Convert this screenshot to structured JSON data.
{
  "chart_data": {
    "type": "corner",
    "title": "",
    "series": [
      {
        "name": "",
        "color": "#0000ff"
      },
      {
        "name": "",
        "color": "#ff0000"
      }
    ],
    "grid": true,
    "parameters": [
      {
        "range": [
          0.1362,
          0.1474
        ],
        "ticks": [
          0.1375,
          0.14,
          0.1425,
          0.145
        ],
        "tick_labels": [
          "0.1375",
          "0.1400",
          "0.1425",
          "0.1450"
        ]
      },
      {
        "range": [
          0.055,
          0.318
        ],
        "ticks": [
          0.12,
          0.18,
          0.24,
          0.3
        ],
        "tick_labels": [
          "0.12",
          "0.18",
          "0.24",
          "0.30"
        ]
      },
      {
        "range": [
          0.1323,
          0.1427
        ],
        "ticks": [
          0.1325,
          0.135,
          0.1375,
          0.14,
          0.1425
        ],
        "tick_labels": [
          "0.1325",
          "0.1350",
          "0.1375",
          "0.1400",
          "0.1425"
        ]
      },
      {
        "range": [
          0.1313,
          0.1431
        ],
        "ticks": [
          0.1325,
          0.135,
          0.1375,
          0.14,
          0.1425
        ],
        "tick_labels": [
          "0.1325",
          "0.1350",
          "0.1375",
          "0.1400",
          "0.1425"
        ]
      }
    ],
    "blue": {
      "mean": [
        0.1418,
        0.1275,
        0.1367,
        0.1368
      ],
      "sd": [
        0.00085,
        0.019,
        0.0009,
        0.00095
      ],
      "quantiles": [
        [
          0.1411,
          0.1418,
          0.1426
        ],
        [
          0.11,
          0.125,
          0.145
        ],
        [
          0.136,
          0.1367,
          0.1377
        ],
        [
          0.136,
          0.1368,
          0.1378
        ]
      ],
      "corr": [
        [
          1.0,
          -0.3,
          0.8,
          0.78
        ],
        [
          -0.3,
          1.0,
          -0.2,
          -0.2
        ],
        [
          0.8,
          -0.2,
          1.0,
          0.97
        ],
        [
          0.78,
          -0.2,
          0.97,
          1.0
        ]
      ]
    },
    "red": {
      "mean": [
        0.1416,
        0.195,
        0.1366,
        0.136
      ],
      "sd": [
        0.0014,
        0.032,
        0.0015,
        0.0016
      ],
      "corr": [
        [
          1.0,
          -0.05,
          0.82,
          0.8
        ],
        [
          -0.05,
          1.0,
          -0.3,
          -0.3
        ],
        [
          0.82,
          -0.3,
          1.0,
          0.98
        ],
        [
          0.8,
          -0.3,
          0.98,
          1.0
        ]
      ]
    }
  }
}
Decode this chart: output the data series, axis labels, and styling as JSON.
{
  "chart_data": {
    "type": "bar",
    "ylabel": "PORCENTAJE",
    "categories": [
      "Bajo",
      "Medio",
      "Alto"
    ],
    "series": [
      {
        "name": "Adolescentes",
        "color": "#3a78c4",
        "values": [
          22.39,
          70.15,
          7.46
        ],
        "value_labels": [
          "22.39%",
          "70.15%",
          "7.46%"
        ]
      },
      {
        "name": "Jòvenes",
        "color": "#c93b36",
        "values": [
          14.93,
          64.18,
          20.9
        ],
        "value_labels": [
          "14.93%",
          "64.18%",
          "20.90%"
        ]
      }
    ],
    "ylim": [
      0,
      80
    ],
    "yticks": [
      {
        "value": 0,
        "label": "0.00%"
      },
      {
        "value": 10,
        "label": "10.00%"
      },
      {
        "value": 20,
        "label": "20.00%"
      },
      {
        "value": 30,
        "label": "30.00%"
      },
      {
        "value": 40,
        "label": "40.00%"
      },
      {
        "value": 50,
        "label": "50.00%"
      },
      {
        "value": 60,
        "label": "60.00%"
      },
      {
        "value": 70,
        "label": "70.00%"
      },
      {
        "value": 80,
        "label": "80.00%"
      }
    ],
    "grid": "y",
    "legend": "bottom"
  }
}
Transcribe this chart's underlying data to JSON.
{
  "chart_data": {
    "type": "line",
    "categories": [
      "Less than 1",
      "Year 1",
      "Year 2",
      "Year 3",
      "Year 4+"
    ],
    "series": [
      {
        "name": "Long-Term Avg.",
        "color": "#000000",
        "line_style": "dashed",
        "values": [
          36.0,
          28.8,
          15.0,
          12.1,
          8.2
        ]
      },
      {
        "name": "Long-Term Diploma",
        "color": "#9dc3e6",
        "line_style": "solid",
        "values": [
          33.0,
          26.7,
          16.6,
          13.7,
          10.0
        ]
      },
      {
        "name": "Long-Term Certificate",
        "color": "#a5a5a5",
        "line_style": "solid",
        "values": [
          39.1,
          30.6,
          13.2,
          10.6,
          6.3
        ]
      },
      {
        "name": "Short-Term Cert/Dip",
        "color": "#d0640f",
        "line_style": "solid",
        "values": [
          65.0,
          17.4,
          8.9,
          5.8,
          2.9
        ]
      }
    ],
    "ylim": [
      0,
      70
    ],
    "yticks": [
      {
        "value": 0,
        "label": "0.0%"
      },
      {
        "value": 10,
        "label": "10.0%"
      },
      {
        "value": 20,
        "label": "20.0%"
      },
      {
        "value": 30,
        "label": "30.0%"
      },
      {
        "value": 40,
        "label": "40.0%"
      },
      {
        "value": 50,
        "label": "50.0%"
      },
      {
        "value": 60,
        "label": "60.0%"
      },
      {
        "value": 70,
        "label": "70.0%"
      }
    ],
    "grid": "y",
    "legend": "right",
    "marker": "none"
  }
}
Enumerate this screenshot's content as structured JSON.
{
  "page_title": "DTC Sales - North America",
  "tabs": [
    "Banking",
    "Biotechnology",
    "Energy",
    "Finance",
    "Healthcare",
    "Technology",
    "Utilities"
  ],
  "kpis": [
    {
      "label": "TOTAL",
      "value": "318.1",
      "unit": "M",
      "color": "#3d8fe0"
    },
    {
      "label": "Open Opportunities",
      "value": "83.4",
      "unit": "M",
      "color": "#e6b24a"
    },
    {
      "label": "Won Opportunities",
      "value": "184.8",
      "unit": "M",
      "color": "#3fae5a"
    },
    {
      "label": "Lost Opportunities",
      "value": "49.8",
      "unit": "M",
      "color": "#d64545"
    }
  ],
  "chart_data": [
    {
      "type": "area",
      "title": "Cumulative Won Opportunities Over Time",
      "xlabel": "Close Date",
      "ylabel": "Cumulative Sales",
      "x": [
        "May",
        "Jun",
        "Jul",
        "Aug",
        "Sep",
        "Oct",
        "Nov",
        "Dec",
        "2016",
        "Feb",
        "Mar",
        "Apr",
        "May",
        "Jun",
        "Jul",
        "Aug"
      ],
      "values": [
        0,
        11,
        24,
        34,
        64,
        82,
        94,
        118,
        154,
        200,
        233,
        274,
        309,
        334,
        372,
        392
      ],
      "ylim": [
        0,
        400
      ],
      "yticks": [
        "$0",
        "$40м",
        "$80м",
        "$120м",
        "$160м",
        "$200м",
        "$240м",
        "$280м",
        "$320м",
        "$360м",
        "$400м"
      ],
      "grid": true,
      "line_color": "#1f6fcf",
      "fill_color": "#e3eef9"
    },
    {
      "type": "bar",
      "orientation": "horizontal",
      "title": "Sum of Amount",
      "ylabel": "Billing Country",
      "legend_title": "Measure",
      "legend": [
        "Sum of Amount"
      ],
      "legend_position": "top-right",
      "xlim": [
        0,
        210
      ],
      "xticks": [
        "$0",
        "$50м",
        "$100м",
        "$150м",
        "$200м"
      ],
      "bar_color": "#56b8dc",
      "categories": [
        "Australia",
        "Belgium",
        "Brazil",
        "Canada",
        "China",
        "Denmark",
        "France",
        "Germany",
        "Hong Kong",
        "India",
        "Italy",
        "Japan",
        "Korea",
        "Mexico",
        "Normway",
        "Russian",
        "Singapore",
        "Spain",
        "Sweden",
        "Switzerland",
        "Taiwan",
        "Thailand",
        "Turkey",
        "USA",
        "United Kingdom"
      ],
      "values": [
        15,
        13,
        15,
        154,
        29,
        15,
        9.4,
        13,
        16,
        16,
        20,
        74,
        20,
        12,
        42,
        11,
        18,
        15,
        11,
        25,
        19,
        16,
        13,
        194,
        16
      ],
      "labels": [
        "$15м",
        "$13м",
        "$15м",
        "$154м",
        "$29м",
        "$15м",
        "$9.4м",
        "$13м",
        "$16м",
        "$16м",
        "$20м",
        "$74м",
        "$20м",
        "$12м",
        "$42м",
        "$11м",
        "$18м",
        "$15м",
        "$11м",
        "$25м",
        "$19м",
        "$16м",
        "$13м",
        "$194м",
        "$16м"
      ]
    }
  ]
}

□ □ □ □ □ □ □

### Problem to work on:
Only lines with the word "right" are wanted, so copy each one from the records.

### Output below:
    "legend": "right",
      "legend_position": "top-right",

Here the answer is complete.